▸ TASK DIRECTIONS
Search the records below for the word "products". Pull out each line that has it.

[Collected data entries]
** START **
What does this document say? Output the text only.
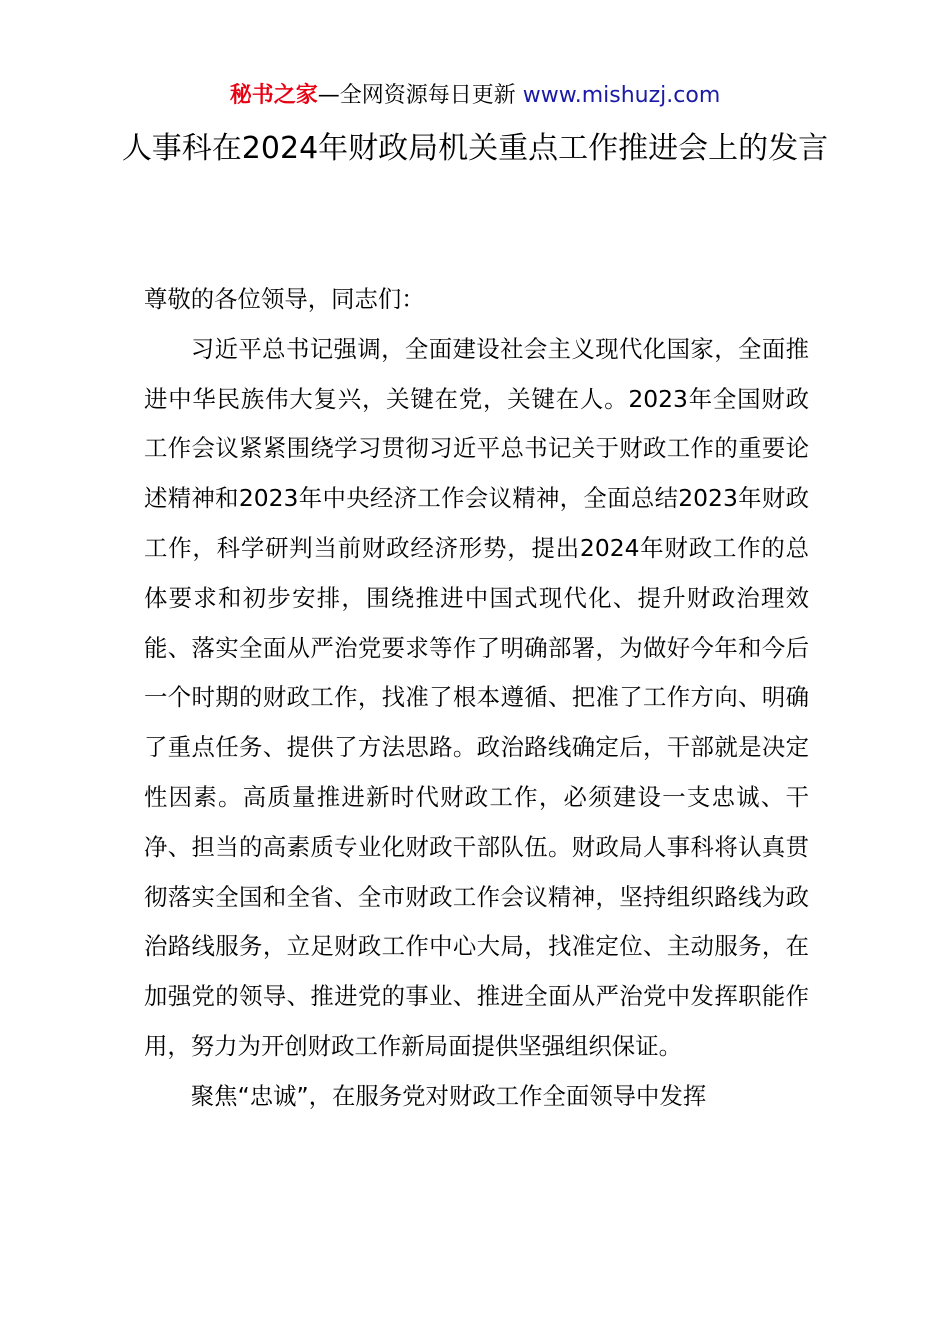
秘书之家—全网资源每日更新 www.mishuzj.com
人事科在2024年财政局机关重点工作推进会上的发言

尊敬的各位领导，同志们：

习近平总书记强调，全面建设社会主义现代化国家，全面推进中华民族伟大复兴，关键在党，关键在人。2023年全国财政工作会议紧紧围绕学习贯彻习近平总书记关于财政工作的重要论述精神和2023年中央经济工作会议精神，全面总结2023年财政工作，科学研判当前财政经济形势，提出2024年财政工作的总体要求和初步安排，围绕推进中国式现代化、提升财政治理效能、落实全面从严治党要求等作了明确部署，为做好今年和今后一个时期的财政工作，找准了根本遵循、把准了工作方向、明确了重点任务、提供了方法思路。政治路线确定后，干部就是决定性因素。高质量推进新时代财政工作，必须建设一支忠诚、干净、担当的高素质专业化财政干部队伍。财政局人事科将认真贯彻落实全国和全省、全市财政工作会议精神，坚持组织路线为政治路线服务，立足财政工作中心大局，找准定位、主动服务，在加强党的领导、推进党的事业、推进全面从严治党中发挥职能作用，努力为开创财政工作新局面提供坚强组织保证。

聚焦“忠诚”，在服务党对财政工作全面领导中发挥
** END **
** START **
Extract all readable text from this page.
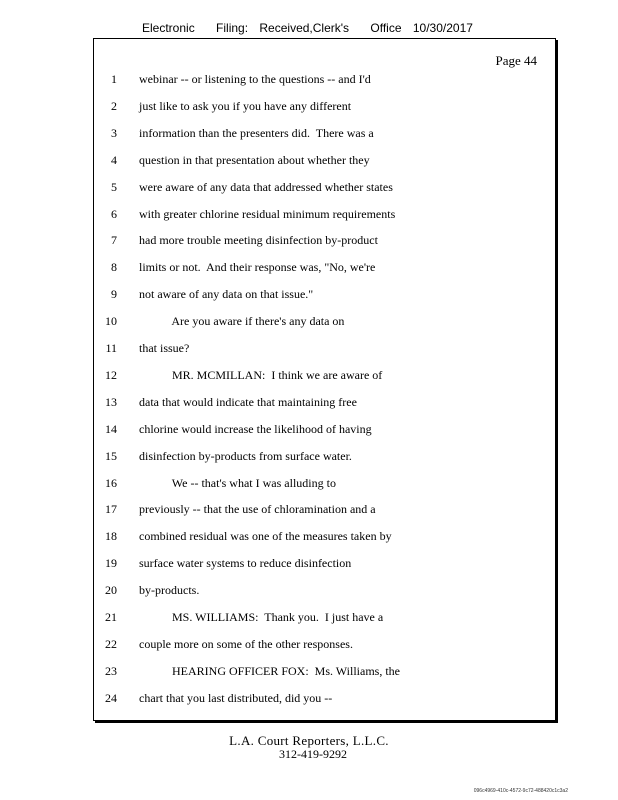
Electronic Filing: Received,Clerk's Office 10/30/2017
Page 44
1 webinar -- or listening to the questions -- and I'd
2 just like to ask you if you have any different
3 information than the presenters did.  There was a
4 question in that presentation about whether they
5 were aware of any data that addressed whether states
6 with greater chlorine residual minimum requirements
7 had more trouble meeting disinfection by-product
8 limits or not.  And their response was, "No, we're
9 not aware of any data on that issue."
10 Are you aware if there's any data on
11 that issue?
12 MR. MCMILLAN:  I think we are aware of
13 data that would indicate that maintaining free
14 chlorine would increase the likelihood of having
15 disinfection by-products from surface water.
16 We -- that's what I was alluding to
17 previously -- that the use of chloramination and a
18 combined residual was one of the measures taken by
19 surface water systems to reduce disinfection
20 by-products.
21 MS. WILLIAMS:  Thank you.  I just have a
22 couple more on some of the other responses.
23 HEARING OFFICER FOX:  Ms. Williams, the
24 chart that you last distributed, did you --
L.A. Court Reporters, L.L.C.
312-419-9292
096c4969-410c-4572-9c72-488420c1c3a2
** END **
▸ ANSWER TO THIS TASK
15 disinfection by-products from surface water.
20 by-products.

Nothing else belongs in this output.